Exercise task> Return all lines from the listing below in which the string "this" occurs.

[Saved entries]
· · ·

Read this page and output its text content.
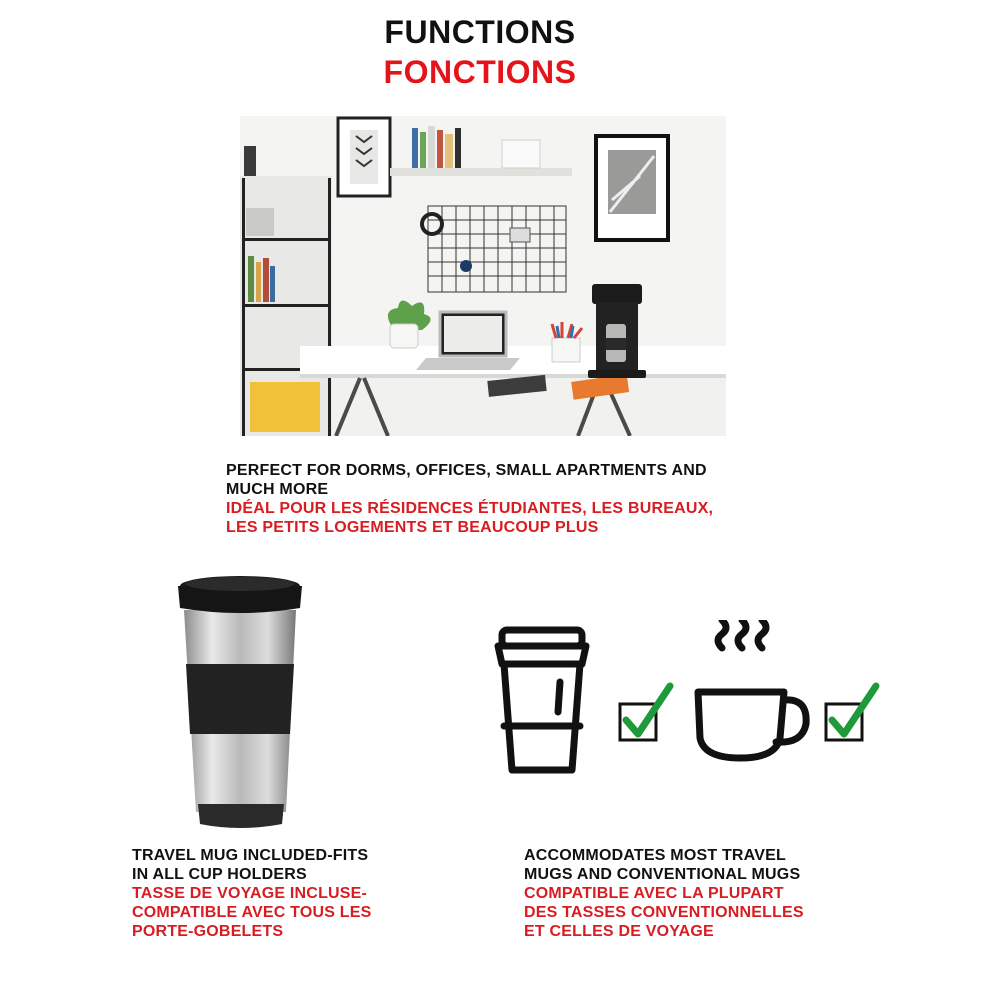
FUNCTIONS
FONCTIONS
PERFECT FOR DORMS, OFFICES, SMALL APARTMENTS AND
MUCH MORE
IDÉAL POUR LES RÉSIDENCES ÉTUDIANTES, LES BUREAUX,
LES PETITS LOGEMENTS ET BEAUCOUP PLUS
TRAVEL MUG INCLUDED-FITS
IN ALL CUP HOLDERS
TASSE DE VOYAGE INCLUSE-
COMPATIBLE AVEC TOUS LES
PORTE-GOBELETS
ACCOMMODATES MOST TRAVEL
MUGS AND CONVENTIONAL MUGS
COMPATIBLE AVEC LA PLUPART
DES TASSES CONVENTIONNELLES
ET CELLES DE VOYAGE
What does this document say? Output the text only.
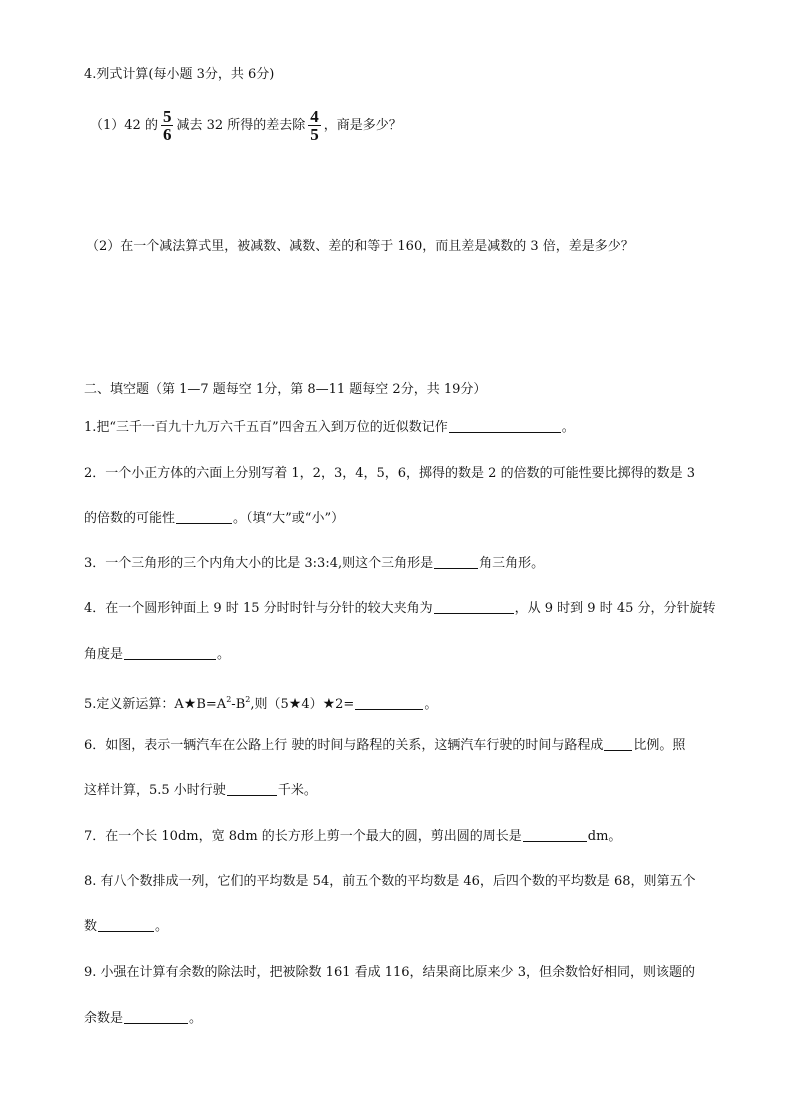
4.列式计算(每小题 3分，共 6分)
（1）42 的 $\frac{5}{6}$ 减去 32 所得的差去除 $\frac{4}{5}$ ，商是多少？
（2）在一个减法算式里，被减数、减数、差的和等于 160，而且差是减数的 3 倍，差是多少？
二、填空题（第 1—7 题每空 1分，第 8—11 题每空 2分，共 19分）
1.把“三千一百九十九万六千五百”四舍五入到万位的近似数记作	。
2．一个小正方体的六面上分别写着 1，2，3，4，5，6，掷得的数是 2 的倍数的可能性要比掷得的数是 3
的倍数的可能性	。（填“大”或“小”）
3．一个三角形的三个内角大小的比是 3:3:4,则这个三角形是	角三角形。
4．在一个圆形钟面上 9 时 15 分时时针与分针的较大夹角为	，从 9 时到 9 时 45 分，分针旋转
角度是	。
5.定义新运算：$A★B=A^2-B^2$,则（5★4）★2=	。
6．如图，表示一辆汽车在公路上行 驶的时间与路程的关系，这辆汽车行驶的时间与路程成 比例。照
这样计算，5.5 小时行驶	千米。
7．在一个长 10dm，宽 8dm 的长方形上剪一个最大的圆，剪出圆的周长是	dm。
8. 有八个数排成一列，它们的平均数是 54，前五个数的平均数是 46，后四个数的平均数是 68，则第五个
数	。
9. 小强在计算有余数的除法时，把被除数 161 看成 116，结果商比原来少 3，但余数恰好相同，则该题的
余数是	。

· · ·

Output>
Read this page and output its text content.
What does this document say? Output the text only.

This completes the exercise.